- **What to produce**: Starting at the first of the rows and ending at the line containing "- author-name[interactable]: John", write those lines out again with "retweet-icon" swapped for "repost-icon" and nothing else altered.

Spatial annotation records

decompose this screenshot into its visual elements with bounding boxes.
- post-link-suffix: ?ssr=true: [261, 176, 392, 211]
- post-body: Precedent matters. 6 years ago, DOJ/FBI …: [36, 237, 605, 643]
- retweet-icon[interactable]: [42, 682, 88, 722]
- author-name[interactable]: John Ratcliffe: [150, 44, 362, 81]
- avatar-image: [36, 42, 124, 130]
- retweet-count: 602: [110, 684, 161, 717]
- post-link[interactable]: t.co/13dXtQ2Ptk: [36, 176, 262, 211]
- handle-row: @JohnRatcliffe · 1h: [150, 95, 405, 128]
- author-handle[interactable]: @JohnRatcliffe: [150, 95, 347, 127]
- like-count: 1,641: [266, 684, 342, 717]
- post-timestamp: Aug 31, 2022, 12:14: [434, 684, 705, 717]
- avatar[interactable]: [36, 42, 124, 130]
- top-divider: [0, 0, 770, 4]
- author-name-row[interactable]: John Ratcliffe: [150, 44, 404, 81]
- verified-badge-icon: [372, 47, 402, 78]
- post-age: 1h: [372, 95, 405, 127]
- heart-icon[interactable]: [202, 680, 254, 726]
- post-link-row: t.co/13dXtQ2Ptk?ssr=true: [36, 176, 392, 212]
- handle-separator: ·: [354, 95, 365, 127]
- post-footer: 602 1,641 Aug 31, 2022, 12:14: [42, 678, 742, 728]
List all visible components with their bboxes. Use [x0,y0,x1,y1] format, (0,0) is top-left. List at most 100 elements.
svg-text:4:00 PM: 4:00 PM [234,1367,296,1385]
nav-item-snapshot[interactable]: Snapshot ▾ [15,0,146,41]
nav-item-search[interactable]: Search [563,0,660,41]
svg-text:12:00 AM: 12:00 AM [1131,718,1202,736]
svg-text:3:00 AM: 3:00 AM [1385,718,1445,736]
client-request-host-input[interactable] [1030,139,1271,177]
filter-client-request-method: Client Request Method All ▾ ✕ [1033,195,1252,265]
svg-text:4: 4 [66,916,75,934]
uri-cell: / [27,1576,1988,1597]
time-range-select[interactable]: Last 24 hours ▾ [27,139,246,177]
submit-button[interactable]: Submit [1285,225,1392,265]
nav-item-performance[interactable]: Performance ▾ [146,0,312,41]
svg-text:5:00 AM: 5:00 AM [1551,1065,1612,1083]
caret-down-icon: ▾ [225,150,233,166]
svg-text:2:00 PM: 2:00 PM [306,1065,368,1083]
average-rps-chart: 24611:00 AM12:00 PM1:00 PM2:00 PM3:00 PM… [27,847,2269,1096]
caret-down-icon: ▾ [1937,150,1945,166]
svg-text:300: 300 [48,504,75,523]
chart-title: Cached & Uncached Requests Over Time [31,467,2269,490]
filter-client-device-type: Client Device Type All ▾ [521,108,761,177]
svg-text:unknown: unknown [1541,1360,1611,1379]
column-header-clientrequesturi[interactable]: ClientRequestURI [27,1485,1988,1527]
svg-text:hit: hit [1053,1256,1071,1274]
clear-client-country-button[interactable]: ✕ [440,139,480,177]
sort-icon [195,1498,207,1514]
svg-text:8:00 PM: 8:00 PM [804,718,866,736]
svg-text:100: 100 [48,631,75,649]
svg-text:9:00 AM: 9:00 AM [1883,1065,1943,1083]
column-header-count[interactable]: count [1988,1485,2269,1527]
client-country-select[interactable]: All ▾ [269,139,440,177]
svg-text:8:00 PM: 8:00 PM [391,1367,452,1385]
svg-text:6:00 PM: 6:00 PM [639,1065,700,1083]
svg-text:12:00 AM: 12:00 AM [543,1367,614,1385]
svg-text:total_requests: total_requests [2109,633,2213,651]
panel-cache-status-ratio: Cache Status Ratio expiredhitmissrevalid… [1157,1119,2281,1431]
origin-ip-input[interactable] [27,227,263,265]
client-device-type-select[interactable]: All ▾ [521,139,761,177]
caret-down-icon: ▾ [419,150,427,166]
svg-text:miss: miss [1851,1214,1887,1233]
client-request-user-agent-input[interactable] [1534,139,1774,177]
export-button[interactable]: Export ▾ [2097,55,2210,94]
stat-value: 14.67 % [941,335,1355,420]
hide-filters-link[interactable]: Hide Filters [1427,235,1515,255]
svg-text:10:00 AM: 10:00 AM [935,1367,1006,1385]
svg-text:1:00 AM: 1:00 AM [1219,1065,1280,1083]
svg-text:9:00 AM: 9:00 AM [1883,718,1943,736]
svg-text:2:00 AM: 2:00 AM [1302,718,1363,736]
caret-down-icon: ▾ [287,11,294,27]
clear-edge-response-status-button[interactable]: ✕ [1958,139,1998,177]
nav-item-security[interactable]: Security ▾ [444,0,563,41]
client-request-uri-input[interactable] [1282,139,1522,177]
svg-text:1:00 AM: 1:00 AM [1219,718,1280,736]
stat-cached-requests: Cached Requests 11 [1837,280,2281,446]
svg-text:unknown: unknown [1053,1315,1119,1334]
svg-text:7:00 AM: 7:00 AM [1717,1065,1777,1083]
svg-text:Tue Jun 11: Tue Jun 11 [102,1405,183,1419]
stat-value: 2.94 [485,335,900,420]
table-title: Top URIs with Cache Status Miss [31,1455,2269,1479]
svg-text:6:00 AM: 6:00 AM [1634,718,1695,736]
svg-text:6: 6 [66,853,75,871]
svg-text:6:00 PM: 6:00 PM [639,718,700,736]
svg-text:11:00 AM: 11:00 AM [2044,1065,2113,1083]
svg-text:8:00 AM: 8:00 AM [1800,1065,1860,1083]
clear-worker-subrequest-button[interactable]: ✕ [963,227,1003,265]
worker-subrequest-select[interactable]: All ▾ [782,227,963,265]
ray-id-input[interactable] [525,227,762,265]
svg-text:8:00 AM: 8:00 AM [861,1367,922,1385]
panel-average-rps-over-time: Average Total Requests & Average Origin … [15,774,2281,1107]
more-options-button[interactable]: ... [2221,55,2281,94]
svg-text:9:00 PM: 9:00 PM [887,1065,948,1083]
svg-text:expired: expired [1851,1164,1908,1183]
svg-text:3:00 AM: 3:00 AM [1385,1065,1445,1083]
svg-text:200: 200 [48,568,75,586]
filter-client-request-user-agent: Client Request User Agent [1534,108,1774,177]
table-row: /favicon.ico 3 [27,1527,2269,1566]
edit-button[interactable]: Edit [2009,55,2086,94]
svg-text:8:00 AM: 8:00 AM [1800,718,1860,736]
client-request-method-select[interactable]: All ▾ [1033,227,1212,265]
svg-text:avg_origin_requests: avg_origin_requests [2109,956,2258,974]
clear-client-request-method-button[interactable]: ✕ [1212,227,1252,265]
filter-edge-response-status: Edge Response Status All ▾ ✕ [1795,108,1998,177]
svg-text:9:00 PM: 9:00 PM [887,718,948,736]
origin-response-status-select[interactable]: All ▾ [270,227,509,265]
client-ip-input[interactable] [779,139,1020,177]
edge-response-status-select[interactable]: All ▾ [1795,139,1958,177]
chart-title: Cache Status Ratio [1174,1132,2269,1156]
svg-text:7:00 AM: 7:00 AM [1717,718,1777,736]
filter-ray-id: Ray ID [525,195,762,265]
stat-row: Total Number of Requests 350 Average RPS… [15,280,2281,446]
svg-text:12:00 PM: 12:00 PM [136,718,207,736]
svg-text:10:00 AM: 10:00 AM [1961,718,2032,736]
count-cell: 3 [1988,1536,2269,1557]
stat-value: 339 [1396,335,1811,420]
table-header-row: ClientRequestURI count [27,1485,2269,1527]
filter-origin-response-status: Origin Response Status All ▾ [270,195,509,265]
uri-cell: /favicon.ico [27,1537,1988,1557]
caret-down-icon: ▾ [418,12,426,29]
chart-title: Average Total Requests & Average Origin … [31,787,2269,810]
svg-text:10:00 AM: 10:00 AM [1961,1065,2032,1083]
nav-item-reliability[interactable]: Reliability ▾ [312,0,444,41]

- **Full solution**:
decompose this screenshot into its visual elements with bounding boxes.
- post-link-suffix: ?ssr=true: [261, 176, 392, 211]
- post-body: Precedent matters. 6 years ago, DOJ/FBI …: [36, 237, 605, 643]
- repost-icon[interactable]: [42, 682, 88, 722]
- author-name[interactable]: John Ratcliffe: [150, 44, 362, 81]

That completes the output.